## Description of the task
Identify each line containing the word "большинстве" and copy it.

## Entries provided

►

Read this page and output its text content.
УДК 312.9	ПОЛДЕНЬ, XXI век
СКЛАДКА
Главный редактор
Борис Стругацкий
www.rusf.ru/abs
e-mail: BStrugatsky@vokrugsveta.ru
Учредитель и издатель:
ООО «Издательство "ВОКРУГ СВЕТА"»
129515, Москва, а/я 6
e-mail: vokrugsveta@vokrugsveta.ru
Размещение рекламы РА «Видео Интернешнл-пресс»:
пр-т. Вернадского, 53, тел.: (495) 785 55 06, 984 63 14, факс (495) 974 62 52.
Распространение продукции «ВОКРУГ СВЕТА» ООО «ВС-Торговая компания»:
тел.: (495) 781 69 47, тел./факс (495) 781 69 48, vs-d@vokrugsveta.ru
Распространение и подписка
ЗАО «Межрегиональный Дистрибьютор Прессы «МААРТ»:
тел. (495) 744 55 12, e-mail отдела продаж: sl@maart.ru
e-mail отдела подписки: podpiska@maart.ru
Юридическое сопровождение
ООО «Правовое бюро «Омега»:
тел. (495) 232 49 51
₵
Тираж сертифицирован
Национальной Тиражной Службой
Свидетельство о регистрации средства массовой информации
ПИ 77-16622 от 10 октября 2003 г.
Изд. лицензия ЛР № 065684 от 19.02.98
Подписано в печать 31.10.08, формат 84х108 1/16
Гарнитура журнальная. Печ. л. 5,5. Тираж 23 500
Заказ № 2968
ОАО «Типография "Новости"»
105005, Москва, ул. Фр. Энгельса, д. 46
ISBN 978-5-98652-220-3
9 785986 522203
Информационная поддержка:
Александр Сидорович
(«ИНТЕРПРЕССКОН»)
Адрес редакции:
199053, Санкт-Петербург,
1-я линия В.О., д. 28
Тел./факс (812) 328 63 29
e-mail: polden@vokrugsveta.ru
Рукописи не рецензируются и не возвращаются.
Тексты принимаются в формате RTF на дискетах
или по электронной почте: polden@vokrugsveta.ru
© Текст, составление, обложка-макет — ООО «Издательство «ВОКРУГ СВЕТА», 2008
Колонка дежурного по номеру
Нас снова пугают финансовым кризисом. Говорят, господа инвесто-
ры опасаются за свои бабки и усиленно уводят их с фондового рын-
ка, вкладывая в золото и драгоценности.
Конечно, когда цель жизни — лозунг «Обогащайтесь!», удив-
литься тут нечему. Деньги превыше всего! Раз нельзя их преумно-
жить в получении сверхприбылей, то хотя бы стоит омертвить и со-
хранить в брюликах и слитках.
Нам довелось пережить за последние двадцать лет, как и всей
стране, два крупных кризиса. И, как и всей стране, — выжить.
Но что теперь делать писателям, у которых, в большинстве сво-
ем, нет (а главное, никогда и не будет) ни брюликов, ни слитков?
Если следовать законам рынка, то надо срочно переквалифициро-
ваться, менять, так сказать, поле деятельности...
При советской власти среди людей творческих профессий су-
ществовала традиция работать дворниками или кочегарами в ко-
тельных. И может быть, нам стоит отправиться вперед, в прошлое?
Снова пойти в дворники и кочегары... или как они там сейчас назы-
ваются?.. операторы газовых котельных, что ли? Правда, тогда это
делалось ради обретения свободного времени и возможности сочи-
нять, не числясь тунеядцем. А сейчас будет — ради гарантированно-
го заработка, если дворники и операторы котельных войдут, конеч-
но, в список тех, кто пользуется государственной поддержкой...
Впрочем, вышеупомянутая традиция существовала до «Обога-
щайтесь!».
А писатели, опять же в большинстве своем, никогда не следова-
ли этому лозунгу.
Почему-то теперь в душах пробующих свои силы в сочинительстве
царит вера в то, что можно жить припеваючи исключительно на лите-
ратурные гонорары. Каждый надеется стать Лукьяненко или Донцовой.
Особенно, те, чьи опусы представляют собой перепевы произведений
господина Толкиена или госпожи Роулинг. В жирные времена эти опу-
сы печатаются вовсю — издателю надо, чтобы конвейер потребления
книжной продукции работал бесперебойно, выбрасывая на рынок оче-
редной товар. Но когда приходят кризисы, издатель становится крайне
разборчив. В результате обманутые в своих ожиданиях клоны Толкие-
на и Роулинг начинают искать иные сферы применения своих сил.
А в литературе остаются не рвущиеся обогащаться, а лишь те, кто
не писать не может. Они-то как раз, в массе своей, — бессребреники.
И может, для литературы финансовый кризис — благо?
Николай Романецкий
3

◄

## Task answer
Но что теперь делать писателям, у которых, в большинстве сво-
А писатели, опять же в большинстве своем, никогда не следова-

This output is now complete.